-- Given problem --
Output the entries word for word. Omit images.

-- Stored rows --
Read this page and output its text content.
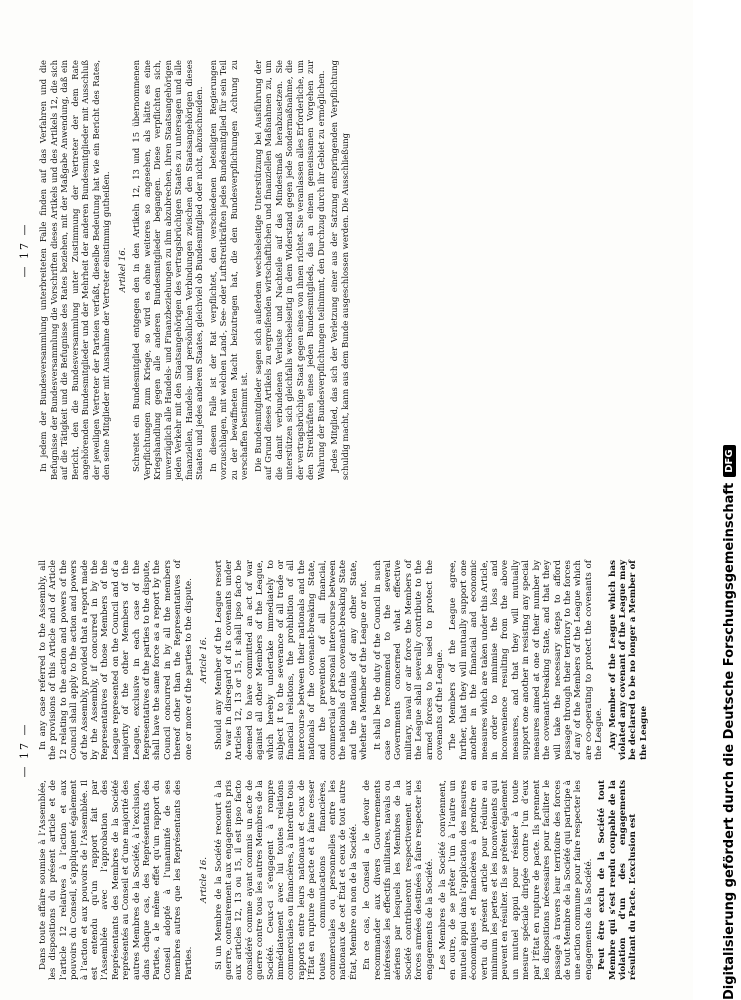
— 17 —

Dans toute affaire soumise à l’Assemblée, les dispositions du présent article et de l’article 12 relatives à l’action et aux pouvoirs du Conseil, s’appliquent également à l’action et aux pouvoirs de l’Assemblée. Il est entendu qu’un rapport fait par l’Assemblée avec l’approbation des Représentants des Membres de la Société représentés au Conseil et d’une majorité des autres Membres de la Société, à l’exclusion, dans chaque cas, des Représentants des Parties, a le même effet qu’un rapport du Conseil adopté à l’unanimité de ses membres autres que les Représentants des Parties.

Article 16. Si un Membre de la Société recourt à la guerre, contrairement aux engagements pris aux articles 12, 13 ou 15, il est ipso facto considéré comme ayant commis un acte de guerre contre tous les autres Membres de la Société. Ceux-ci s’engagent à rompre immédiatement avec lui toutes relations commerciales ou financières, à interdire tous rapports entre leurs nationaux et ceux de l’État en rupture de pacte et à faire cesser toutes communications financières, commerciales ou personnelles entre les nationaux de cet État et ceux de tout autre État, Membre ou non de la Société. En ce cas, le Conseil a le devoir de recommander aux divers Gouvernements intéressés les effectifs militaires, navals ou aériens par lesquels les Membres de la Société contribueront respectivement aux forces armées destinées à faire respecter les engagements de la Société. Les Membres de la Société conviennent, en outre, de se prêter l’un à l’autre un mutuel appui dans l’application des mesures économiques et financières à prendre en vertu du présent article pour réduire au minimum les pertes et les inconvénients qui peuvent en résulter. Ils se prêtent également un mutuel appui pour résister à toute mesure spéciale dirigée contre l’un d’eux par l’État en rupture de pacte. Ils prennent les dispositions nécessaires pour faciliter le passage à travers leur territoire des forces de tout Membre de la Société qui participe à une action commune pour faire respecter les engagements de la Société. Peut être exclu de la Société tout Membre qui s’est rendu coupable de la violation d’un des engagements résultant du Pacte. L’exclusion est

In any case referred to the Assembly, all the provisions of this Article and of Article 12 relating to the action and powers of the Council shall apply to the action and powers of the Assembly, provided that a report made by the Assembly, if concurred in by the Representatives of those Members of the League represented on the Council and of a majority of the other Members of the League, exclusive in each case of the Representatives of the parties to the dispute, shall have the same force as a report by the Council concurred in by all the members thereof other than the Representatives of one or more of the parties to the dispute. Article 16. Should any Member of the League resort to war in disregard of its covenants under Articles 12, 13 or 15, it shall ipso facto be deemed to have committed an act of war against all other Members of the League, which hereby undertake immediately to subject it to the severance of all trade or financial relations, the prohibition of all intercourse between their nationals and the nationals of the covenant-breaking State, and the prevention of all financial, commercial or personal intercourse between the nationals of the covenant-breaking State and the nationals of any other State, whether a Member of the League or not. It shall be the duty of the Council in such case to recommend to the several Governments concerned what effective military, naval or air force the Members of the League shall severally contribute to the armed forces to be used to protect the covenants of the League. The Members of the League agree, further, that they will mutually support one another in the financial and economic measures which are taken under this Article, in order to minimise the loss and inconvenience resulting from the above measures, and that they will mutually support one another in resisting any special measures aimed at one of their number by the covenant-breaking State, and that they will take the necessary steps to afford passage through their territory to the forces of any of the Members of the League which are co-operating to protect the covenants of the League. Any Member of the League which has violated any covenant of the League may be declared to be no longer a Member of the League

— 17 — In jedem der Bundesversammlung unterbreiteten Falle finden auf das Verfahren und die Befugnisse der Bundesversammlung die Vorschriften dieses Artikels und des Artikels 12, die sich auf die Tätigkeit und die Befugnisse des Rates beziehen, mit der Maßgabe Anwendung, daß ein Bericht, den die Bundesversammlung unter Zustimmung der Vertreter der dem Rate angehörenden Bundesmitglieder und der Mehrheit der anderen Bundesmitglieder mit Ausschluß der jeweiligen Vertreter der Parteien verfaßt, dieselbe Bedeutung hat wie ein Bericht des Rates, den seine Mitglieder mit Ausnahme der Vertreter einstimmig gutheißen. Artikel 16. Schreitet ein Bundesmitglied entgegen den in den Artikeln 12, 13 und 15 übernommenen Verpflichtungen zum Kriege, so wird es ohne weiteres so angesehen, als hätte es eine Kriegshandlung gegen alle anderen Bundesmitglieder begangen. Diese verpflichten sich, unverzüglich alle Handels- und Finanzbeziehungen zu ihm abzubrechen, ihren Staatsangehörigen jeden Verkehr mit den Staatsangehörigen des vertragsbrüchigen Staates zu untersagen und alle finanziellen, Handels- und persönlichen Verbindungen zwischen den Staatsangehörigen dieses Staates und jedes anderen Staates, gleichviel ob Bundesmitglied oder nicht, abzuschneiden. In diesem Falle ist der Rat verpflichtet, den verschiedenen beteiligten Regierungen vorzuschlagen, mit welchen Land-, See- oder Luftstreitkräften jedes Bundesmitglied für sein Teil zu der bewaffneten Macht beizutragen hat, die den Bundesverpflichtungen Achtung zu verschaffen bestimmt ist. Die Bundesmitglieder sagen sich außerdem wechselseitige Unterstützung bei Ausführung der auf Grund dieses Artikels zu ergreifenden wirtschaftlichen und finanziellen Maßnahmen zu, um die damit verbundenen Verluste und Nachteile auf das Mindestmaß herabzusetzen. Sie unterstützen sich gleichfalls wechselseitig in dem Widerstand gegen jede Sondermaßnahme, die der vertragsbrüchige Staat gegen eines von ihnen richtet. Sie veranlassen alles Erforderliche, um den Streitkräften eines jeden Bundesmitglieds, das an einem gemeinsamen Vorgehen zur Wahrung der Bundesverpflichtungen teilnimmt, den Durchzug durch ihr Gebiet zu ermöglichen. Jedes Mitglied, das sich der Verletzung einer aus der Satzung entspringenden Verpflichtung schuldig macht, kann aus dem Bunde ausgeschlossen werden. Die Ausschließung

Digitalisierung gefördert durch die Deutsche Forschungsgemeinschaft
DFG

-- Finished exercise --
Read this page and output its text content.
— 17 —

Dans toute affaire soumise à l’Assemblée, les dispositions du présent article et de l’article 12 relatives à l’action et aux pouvoirs du Conseil, s’appliquent également à l’action et aux pouvoirs de l’Assemblée. Il est entendu qu’un rapport fait par l’Assemblée avec l’approbation des Représentants des Membres de la Société représentés au Conseil et d’une majorité des autres Membres de la Société, à l’exclusion, dans chaque cas, des Représentants des Parties, a le même effet qu’un rapport du Conseil adopté à l’unanimité de ses membres autres que les Représentants des Parties.

Article 16. Si un Membre de la Société recourt à la guerre, contrairement aux engagements pris aux articles 12, 13 ou 15, il est ipso facto considéré comme ayant commis un acte de guerre contre tous les autres Membres de la Société. Ceux-ci s’engagent à rompre immédiatement avec lui toutes relations commerciales ou financières, à interdire tous rapports entre leurs nationaux et ceux de l’État en rupture de pacte et à faire cesser toutes communications financières, commerciales ou personnelles entre les nationaux de cet État et ceux de tout autre État, Membre ou non de la Société. En ce cas, le Conseil a le devoir de recommander aux divers Gouvernements intéressés les effectifs militaires, navals ou aériens par lesquels les Membres de la Société contribueront respectivement aux forces armées destinées à faire respecter les engagements de la Société. Les Membres de la Société conviennent, en outre, de se prêter l’un à l’autre un mutuel appui dans l’application des mesures économiques et financières à prendre en vertu du présent article pour réduire au minimum les pertes et les inconvénients qui peuvent en résulter. Ils se prêtent également un mutuel appui pour résister à toute mesure spéciale dirigée contre l’un d’eux par l’État en rupture de pacte. Ils prennent les dispositions nécessaires pour faciliter le passage à travers leur territoire des forces de tout Membre de la Société qui participe à une action commune pour faire respecter les engagements de la Société. Peut être exclu de la Société tout Membre qui s’est rendu coupable de la violation d’un des engagements résultant du Pacte. L’exclusion est

In any case referred to the Assembly, all the provisions of this Article and of Article 12 relating to the action and powers of the Council shall apply to the action and powers of the Assembly, provided that a report made by the Assembly, if concurred in by the Representatives of those Members of the League represented on the Council and of a majority of the other Members of the League, exclusive in each case of the Representatives of the parties to the dispute, shall have the same force as a report by the Council concurred in by all the members thereof other than the Representatives of one or more of the parties to the dispute. Article 16. Should any Member of the League resort to war in disregard of its covenants under Articles 12, 13 or 15, it shall ipso facto be deemed to have committed an act of war against all other Members of the League, which hereby undertake immediately to subject it to the severance of all trade or financial relations, the prohibition of all intercourse between their nationals and the nationals of the covenant-breaking State, and the prevention of all financial, commercial or personal intercourse between the nationals of the covenant-breaking State and the nationals of any other State, whether a Member of the League or not. It shall be the duty of the Council in such case to recommend to the several Governments concerned what effective military, naval or air force the Members of the League shall severally contribute to the armed forces to be used to protect the covenants of the League. The Members of the League agree, further, that they will mutually support one another in the financial and economic measures which are taken under this Article, in order to minimise the loss and inconvenience resulting from the above measures, and that they will mutually support one another in resisting any special measures aimed at one of their number by the covenant-breaking State, and that they will take the necessary steps to afford passage through their territory to the forces of any of the Members of the League which are co-operating to protect the covenants of the League. Any Member of the League which has violated any covenant of the League may be declared to be no longer a Member of the League

— 17 — In jedem der Bundesversammlung unterbreiteten Falle finden auf das Verfahren und die Befugnisse der Bundesversammlung die Vorschriften dieses Artikels und des Artikels 12, die sich auf die Tätigkeit und die Befugnisse des Rates beziehen, mit der Maßgabe Anwendung, daß ein Bericht, den die Bundesversammlung unter Zustimmung der Vertreter der dem Rate angehörenden Bundesmitglieder und der Mehrheit der anderen Bundesmitglieder mit Ausschluß der jeweiligen Vertreter der Parteien verfaßt, dieselbe Bedeutung hat wie ein Bericht des Rates, den seine Mitglieder mit Ausnahme der Vertreter einstimmig gutheißen. Artikel 16. Schreitet ein Bundesmitglied entgegen den in den Artikeln 12, 13 und 15 übernommenen Verpflichtungen zum Kriege, so wird es ohne weiteres so angesehen, als hätte es eine Kriegshandlung gegen alle anderen Bundesmitglieder begangen. Diese verpflichten sich, unverzüglich alle Handels- und Finanzbeziehungen zu ihm abzubrechen, ihren Staatsangehörigen jeden Verkehr mit den Staatsangehörigen des vertragsbrüchigen Staates zu untersagen und alle finanziellen, Handels- und persönlichen Verbindungen zwischen den Staatsangehörigen dieses Staates und jedes anderen Staates, gleichviel ob Bundesmitglied oder nicht, abzuschneiden. In diesem Falle ist der Rat verpflichtet, den verschiedenen beteiligten Regierungen vorzuschlagen, mit welchen Land-, See- oder Luftstreitkräften jedes Bundesmitglied für sein Teil zu der bewaffneten Macht beizutragen hat, die den Bundesverpflichtungen Achtung zu verschaffen bestimmt ist. Die Bundesmitglieder sagen sich außerdem wechselseitige Unterstützung bei Ausführung der auf Grund dieses Artikels zu ergreifenden wirtschaftlichen und finanziellen Maßnahmen zu, um die damit verbundenen Verluste und Nachteile auf das Mindestmaß herabzusetzen. Sie unterstützen sich gleichfalls wechselseitig in dem Widerstand gegen jede Sondermaßnahme, die der vertragsbrüchige Staat gegen eines von ihnen richtet. Sie veranlassen alles Erforderliche, um den Streitkräften eines jeden Bundesmitglieds, das an einem gemeinsamen Vorgehen zur Wahrung der Bundesverpflichtungen teilnimmt, den Durchzug durch ihr Gebiet zu ermöglichen. Jedes Mitglied, das sich der Verletzung einer aus der Satzung entspringenden Verpflichtung schuldig macht, kann aus dem Bunde ausgeschlossen werden. Die Ausschließung

Digitalisierung gefördert durch die Deutsche Forschungsgemeinschaft
DFG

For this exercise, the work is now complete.